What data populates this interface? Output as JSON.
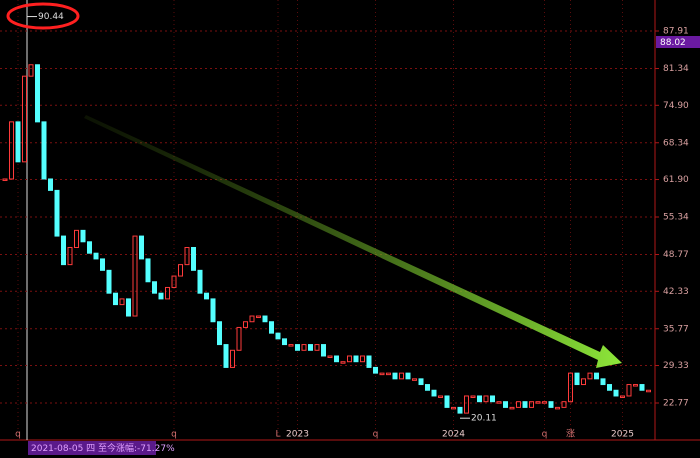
{
  "chart_data": {
    "type": "candle-line",
    "categories": [
      null,
      null,
      "q",
      null,
      null,
      null,
      null,
      null,
      null,
      null,
      null,
      null,
      null,
      null,
      null,
      null,
      null,
      null,
      null,
      null,
      null,
      null,
      null,
      null,
      null,
      null,
      "q",
      null,
      null,
      null,
      null,
      null,
      null,
      null,
      null,
      null,
      null,
      null,
      null,
      null,
      null,
      null,
      "L",
      null,
      null,
      "2023",
      null,
      null,
      null,
      null,
      null,
      null,
      null,
      null,
      null,
      null,
      null,
      "q",
      null,
      null,
      null,
      null,
      null,
      null,
      null,
      null,
      null,
      null,
      null,
      "2024",
      null,
      null,
      null,
      null,
      null,
      null,
      null,
      null,
      null,
      null,
      null,
      null,
      null,
      "q",
      null,
      null,
      null,
      "涨",
      null,
      null,
      null,
      null,
      null,
      null,
      null,
      "2025",
      null,
      null,
      null,
      null
    ],
    "values": [
      62,
      72,
      65,
      80,
      82,
      72,
      62,
      60,
      52,
      47,
      50,
      53,
      51,
      49,
      48,
      46,
      42,
      40,
      41,
      38,
      52,
      48,
      44,
      42,
      41,
      43,
      45,
      47,
      50,
      46,
      42,
      41,
      37,
      33,
      29,
      32,
      36,
      37,
      38,
      38,
      37,
      35,
      34,
      33,
      33,
      32,
      33,
      32,
      33,
      31,
      31,
      30,
      30,
      31,
      30,
      31,
      29,
      28,
      28,
      28,
      27,
      28,
      27,
      27,
      26,
      25,
      24,
      24,
      22,
      22,
      21,
      24,
      24,
      23,
      24,
      23,
      23,
      22,
      22,
      23,
      22,
      23,
      23,
      23,
      22,
      22,
      23,
      28,
      26,
      27,
      28,
      27,
      26,
      25,
      24,
      24,
      26,
      26,
      25,
      25
    ],
    "up_color": "#ff3b3b",
    "down_color": "#54ffff",
    "ylim": [
      16.64,
      93.34
    ],
    "yticks": [
      87.91,
      81.34,
      {
        "value": 74.9,
        "label": "74.90"
      },
      68.34,
      {
        "value": 61.9,
        "label": "61.90"
      },
      55.34,
      48.77,
      42.33,
      35.77,
      29.33,
      22.77
    ],
    "grid": true,
    "high": 90.44,
    "low": 20.11,
    "price_tag": "88.02",
    "footer": "2021-08-05 四 至今涨幅:-71.27%"
  }
}
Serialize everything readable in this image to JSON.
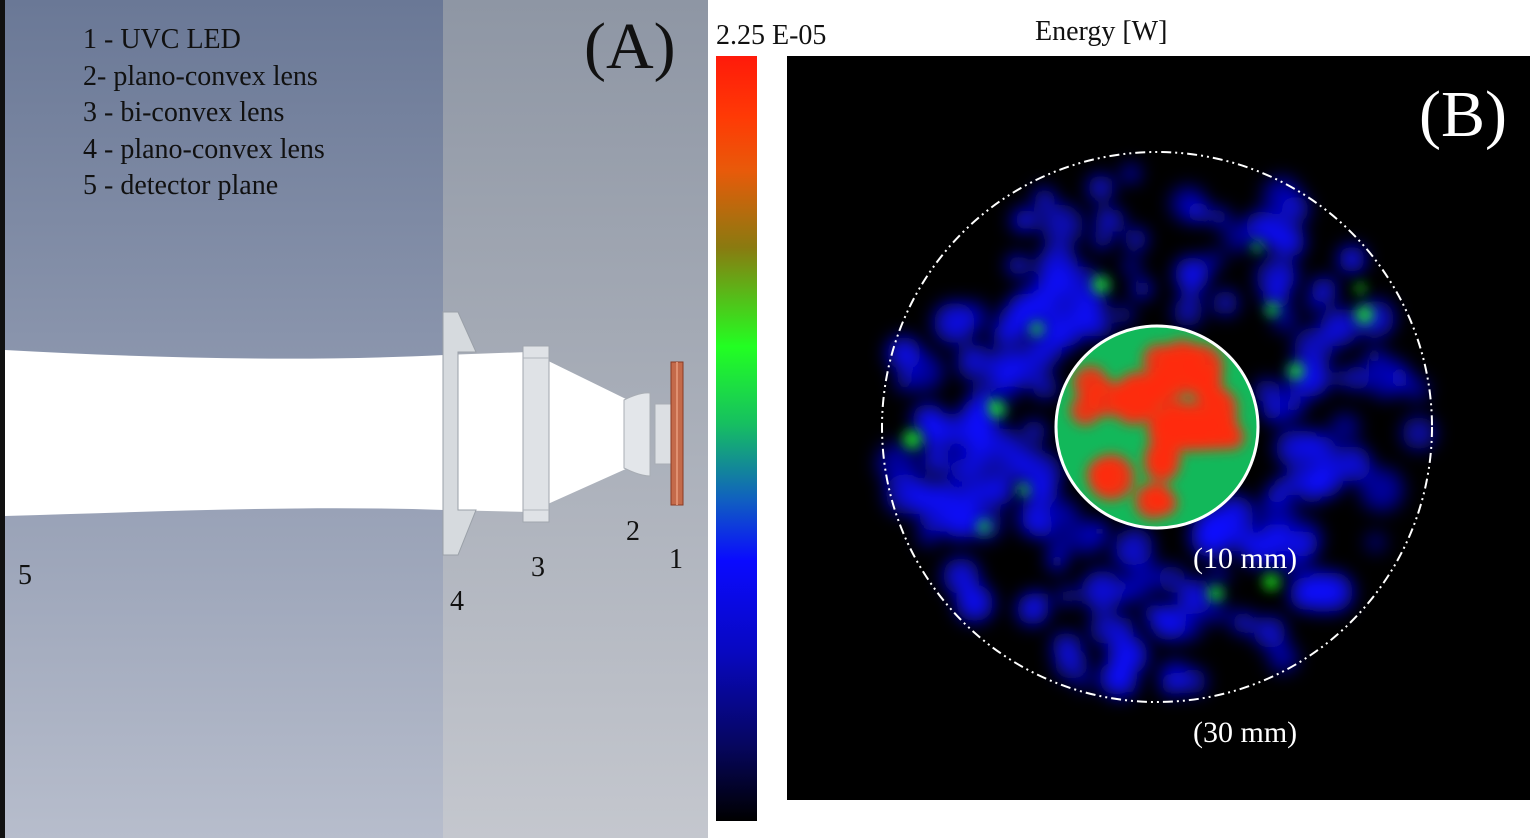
{
  "panel_a": {
    "label": "(A)",
    "legend": [
      "1 - UVC LED",
      "2- plano-convex lens",
      "3 - bi-convex lens",
      "4 - plano-convex lens",
      "5 - detector plane"
    ],
    "component_numbers": [
      "1",
      "2",
      "3",
      "4",
      "5"
    ]
  },
  "panel_b": {
    "label": "(B)",
    "title": "Energy [W]",
    "colorbar_max": "2.25 E-05",
    "inner_circle_label": "(10 mm)",
    "outer_circle_label": "(30 mm)",
    "colors": {
      "high": "#ff2a0a",
      "mid": "#22ff22",
      "low": "#0a0aff",
      "background": "#000000"
    }
  }
}
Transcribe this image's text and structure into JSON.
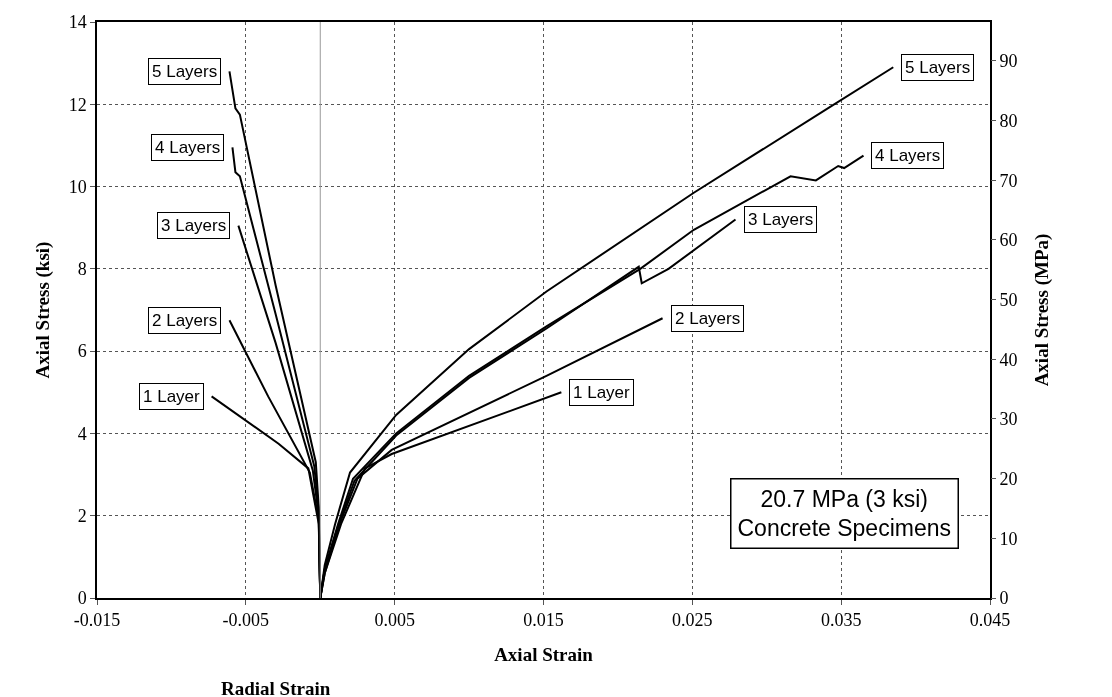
{
  "chart_data": {
    "type": "line",
    "ylabel": "Axial Stress (ksi)",
    "y2label": "Axial Stress (MPa)",
    "xlabel": "Axial Strain",
    "annotations": [
      "Radial Strain",
      "20.7 MPa (3 ksi)\nConcrete Specimens"
    ],
    "xlim": [
      -0.015,
      0.045
    ],
    "xticks": [
      -0.015,
      -0.005,
      0.005,
      0.015,
      0.025,
      0.035,
      0.045
    ],
    "ylim": [
      0,
      14
    ],
    "yticks": [
      0,
      2,
      4,
      6,
      8,
      10,
      12,
      14
    ],
    "y2lim": [
      0,
      96.53
    ],
    "y2ticks": [
      0,
      10,
      20,
      30,
      40,
      50,
      60,
      70,
      80,
      90
    ],
    "grid": true,
    "legend": false,
    "marker": "none",
    "line_style": "solid",
    "ref_lines": [
      {
        "axis": "x",
        "value": 0,
        "color": "#999999",
        "line_style": "solid"
      }
    ],
    "series": [
      {
        "name": "5 Layers",
        "color": "#000000",
        "x": [
          0,
          -0.0001,
          -0.0003,
          -0.003,
          -0.0054,
          -0.0057,
          -0.0061
        ],
        "values": [
          0,
          2.2,
          3.3,
          7.6,
          11.75,
          11.9,
          12.8
        ]
      },
      {
        "name": "4 Layers",
        "color": "#000000",
        "x": [
          0,
          -0.0001,
          -0.0004,
          -0.003,
          -0.0054,
          -0.0057,
          -0.0059
        ],
        "values": [
          0,
          2.1,
          3.2,
          6.9,
          10.25,
          10.35,
          10.95
        ]
      },
      {
        "name": "3 Layers",
        "color": "#000000",
        "x": [
          0,
          -0.0001,
          -0.0005,
          -0.003,
          -0.0055
        ],
        "values": [
          0,
          2.0,
          3.1,
          6.2,
          9.05
        ]
      },
      {
        "name": "2 Layers",
        "color": "#000000",
        "x": [
          0,
          -0.0001,
          -0.0007,
          -0.0035,
          -0.0061
        ],
        "values": [
          0,
          1.9,
          3.05,
          4.9,
          6.75
        ]
      },
      {
        "name": "1 Layer",
        "color": "#000000",
        "x": [
          0,
          -0.0001,
          -0.0008,
          -0.0028,
          -0.0073
        ],
        "values": [
          0,
          1.8,
          3.15,
          3.75,
          4.9
        ]
      },
      {
        "name": "5 Layers",
        "color": "#000000",
        "x": [
          0,
          0.0003,
          0.001,
          0.002,
          0.0051,
          0.01,
          0.0152,
          0.0251,
          0.0341,
          0.0385
        ],
        "values": [
          0,
          0.8,
          1.8,
          3.05,
          4.45,
          6.05,
          7.45,
          9.85,
          11.9,
          12.9
        ]
      },
      {
        "name": "4 Layers",
        "color": "#000000",
        "x": [
          0,
          0.0003,
          0.0012,
          0.0022,
          0.0051,
          0.01,
          0.0152,
          0.0215,
          0.0251,
          0.0316,
          0.0333,
          0.0348,
          0.0352,
          0.0365
        ],
        "values": [
          0,
          0.7,
          1.8,
          2.9,
          4.0,
          5.4,
          6.6,
          8.0,
          8.95,
          10.25,
          10.15,
          10.5,
          10.45,
          10.75
        ]
      },
      {
        "name": "3 Layers",
        "color": "#000000",
        "x": [
          0,
          0.0003,
          0.0012,
          0.0023,
          0.0051,
          0.01,
          0.0152,
          0.0214,
          0.0216,
          0.0234,
          0.0279
        ],
        "values": [
          0,
          0.7,
          1.75,
          2.85,
          3.95,
          5.35,
          6.55,
          8.05,
          7.65,
          8.0,
          9.2
        ]
      },
      {
        "name": "2 Layers",
        "color": "#000000",
        "x": [
          0,
          0.0003,
          0.0013,
          0.0025,
          0.0048,
          0.0152,
          0.023
        ],
        "values": [
          0,
          0.6,
          1.8,
          2.9,
          3.6,
          5.4,
          6.8
        ]
      },
      {
        "name": "1 Layer",
        "color": "#000000",
        "x": [
          0,
          0.0003,
          0.0014,
          0.003,
          0.0048,
          0.0162
        ],
        "values": [
          0,
          0.6,
          1.8,
          3.15,
          3.5,
          5.0
        ]
      }
    ]
  }
}
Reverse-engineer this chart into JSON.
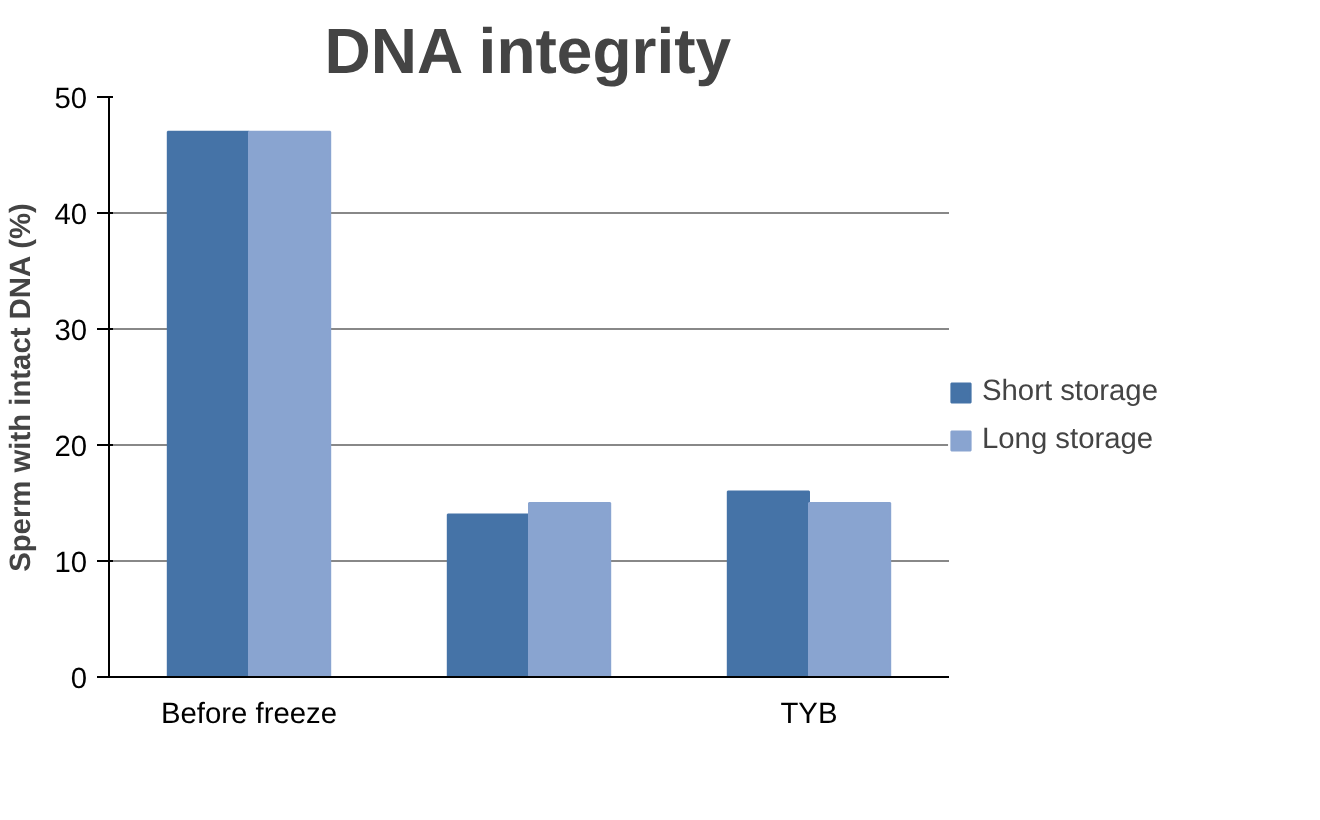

The task
Every line of the data should be copied as it stands, without the images.

Exercise response
What data populates this interface? Output as JSON.
{
  "chart_data": {
    "type": "candle-line",
    "categories": [
      null,
      null,
      "q",
      null,
      null,
      null,
      null,
      null,
      null,
      null,
      null,
      null,
      null,
      null,
      null,
      null,
      null,
      null,
      null,
      null,
      null,
      null,
      null,
      null,
      null,
      null,
      "q",
      null,
      null,
      null,
      null,
      null,
      null,
      null,
      null,
      null,
      null,
      null,
      null,
      null,
      null,
      null,
      "L",
      null,
      null,
      "2023",
      null,
      null,
      null,
      null,
      null,
      null,
      null,
      null,
      null,
      null,
      null,
      "q",
      null,
      null,
      null,
      null,
      null,
      null,
      null,
      null,
      null,
      null,
      null,
      "2024",
      null,
      null,
      null,
      null,
      null,
      null,
      null,
      null,
      null,
      null,
      null,
      null,
      null,
      "q",
      null,
      null,
      null,
      "涨",
      null,
      null,
      null,
      null,
      null,
      null,
      null,
      "2025",
      null,
      null,
      null,
      null
    ],
    "values": [
      62,
      72,
      65,
      80,
      82,
      72,
      62,
      60,
      52,
      47,
      50,
      53,
      51,
      49,
      48,
      46,
      42,
      40,
      41,
      38,
      52,
      48,
      44,
      42,
      41,
      43,
      45,
      47,
      50,
      46,
      42,
      41,
      37,
      33,
      29,
      32,
      36,
      37,
      38,
      38,
      37,
      35,
      34,
      33,
      33,
      32,
      33,
      32,
      33,
      31,
      31,
      30,
      30,
      31,
      30,
      31,
      29,
      28,
      28,
      28,
      27,
      28,
      27,
      27,
      26,
      25,
      24,
      24,
      22,
      22,
      21,
      24,
      24,
      23,
      24,
      23,
      23,
      22,
      22,
      23,
      22,
      23,
      23,
      23,
      22,
      22,
      23,
      28,
      26,
      27,
      28,
      27,
      26,
      25,
      24,
      24,
      26,
      26,
      25,
      25
    ],
    "up_color": "#ff3b3b",
    "down_color": "#54ffff",
    "ylim": [
      16.64,
      93.34
    ],
    "yticks": [
      87.91,
      81.34,
      {
        "value": 74.9,
        "label": "74.90"
      },
      68.34,
      {
        "value": 61.9,
        "label": "61.90"
      },
      55.34,
      48.77,
      42.33,
      35.77,
      29.33,
      22.77
    ],
    "grid": true,
    "high": 90.44,
    "low": 20.11,
    "price_tag": "88.02",
    "footer": "2021-08-05 四 至今涨幅:-71.27%"
  }
}
Serialize everything readable in this image to JSON.
{
  "panel_a": {
    "label": "(A)",
    "legend": [
      "1 - UVC LED",
      "2- plano-convex lens",
      "3 - bi-convex lens",
      "4 - plano-convex lens",
      "5 - detector plane"
    ],
    "component_numbers": [
      "1",
      "2",
      "3",
      "4",
      "5"
    ]
  },
  "panel_b": {
    "label": "(B)",
    "title": "Energy [W]",
    "colorbar_max": "2.25 E-05",
    "inner_circle_label": "(10 mm)",
    "outer_circle_label": "(30 mm)",
    "colors": {
      "high": "#ff2a0a",
      "mid": "#22ff22",
      "low": "#0a0aff",
      "background": "#000000"
    }
  }
}
Transcribe this image's text and structure into JSON.
{
  "chart_data": {
    "type": "line",
    "ylabel": "Axial Stress (ksi)",
    "y2label": "Axial Stress (MPa)",
    "xlabel": "Axial Strain",
    "annotations": [
      "Radial Strain",
      "20.7 MPa (3 ksi)\nConcrete Specimens"
    ],
    "xlim": [
      -0.015,
      0.045
    ],
    "xticks": [
      -0.015,
      -0.005,
      0.005,
      0.015,
      0.025,
      0.035,
      0.045
    ],
    "ylim": [
      0,
      14
    ],
    "yticks": [
      0,
      2,
      4,
      6,
      8,
      10,
      12,
      14
    ],
    "y2lim": [
      0,
      96.53
    ],
    "y2ticks": [
      0,
      10,
      20,
      30,
      40,
      50,
      60,
      70,
      80,
      90
    ],
    "grid": true,
    "legend": false,
    "marker": "none",
    "line_style": "solid",
    "ref_lines": [
      {
        "axis": "x",
        "value": 0,
        "color": "#999999",
        "line_style": "solid"
      }
    ],
    "series": [
      {
        "name": "5 Layers",
        "color": "#000000",
        "x": [
          0,
          -0.0001,
          -0.0003,
          -0.003,
          -0.0054,
          -0.0057,
          -0.0061
        ],
        "values": [
          0,
          2.2,
          3.3,
          7.6,
          11.75,
          11.9,
          12.8
        ]
      },
      {
        "name": "4 Layers",
        "color": "#000000",
        "x": [
          0,
          -0.0001,
          -0.0004,
          -0.003,
          -0.0054,
          -0.0057,
          -0.0059
        ],
        "values": [
          0,
          2.1,
          3.2,
          6.9,
          10.25,
          10.35,
          10.95
        ]
      },
      {
        "name": "3 Layers",
        "color": "#000000",
        "x": [
          0,
          -0.0001,
          -0.0005,
          -0.003,
          -0.0055
        ],
        "values": [
          0,
          2.0,
          3.1,
          6.2,
          9.05
        ]
      },
      {
        "name": "2 Layers",
        "color": "#000000",
        "x": [
          0,
          -0.0001,
          -0.0007,
          -0.0035,
          -0.0061
        ],
        "values": [
          0,
          1.9,
          3.05,
          4.9,
          6.75
        ]
      },
      {
        "name": "1 Layer",
        "color": "#000000",
        "x": [
          0,
          -0.0001,
          -0.0008,
          -0.0028,
          -0.0073
        ],
        "values": [
          0,
          1.8,
          3.15,
          3.75,
          4.9
        ]
      },
      {
        "name": "5 Layers",
        "color": "#000000",
        "x": [
          0,
          0.0003,
          0.001,
          0.002,
          0.0051,
          0.01,
          0.0152,
          0.0251,
          0.0341,
          0.0385
        ],
        "values": [
          0,
          0.8,
          1.8,
          3.05,
          4.45,
          6.05,
          7.45,
          9.85,
          11.9,
          12.9
        ]
      },
      {
        "name": "4 Layers",
        "color": "#000000",
        "x": [
          0,
          0.0003,
          0.0012,
          0.0022,
          0.0051,
          0.01,
          0.0152,
          0.0215,
          0.0251,
          0.0316,
          0.0333,
          0.0348,
          0.0352,
          0.0365
        ],
        "values": [
          0,
          0.7,
          1.8,
          2.9,
          4.0,
          5.4,
          6.6,
          8.0,
          8.95,
          10.25,
          10.15,
          10.5,
          10.45,
          10.75
        ]
      },
      {
        "name": "3 Layers",
        "color": "#000000",
        "x": [
          0,
          0.0003,
          0.0012,
          0.0023,
          0.0051,
          0.01,
          0.0152,
          0.0214,
          0.0216,
          0.0234,
          0.0279
        ],
        "values": [
          0,
          0.7,
          1.75,
          2.85,
          3.95,
          5.35,
          6.55,
          8.05,
          7.65,
          8.0,
          9.2
        ]
      },
      {
        "name": "2 Layers",
        "color": "#000000",
        "x": [
          0,
          0.0003,
          0.0013,
          0.0025,
          0.0048,
          0.0152,
          0.023
        ],
        "values": [
          0,
          0.6,
          1.8,
          2.9,
          3.6,
          5.4,
          6.8
        ]
      },
      {
        "name": "1 Layer",
        "color": "#000000",
        "x": [
          0,
          0.0003,
          0.0014,
          0.003,
          0.0048,
          0.0162
        ],
        "values": [
          0,
          0.6,
          1.8,
          3.15,
          3.5,
          5.0
        ]
      }
    ]
  }
}
Reverse-engineer this chart into JSON.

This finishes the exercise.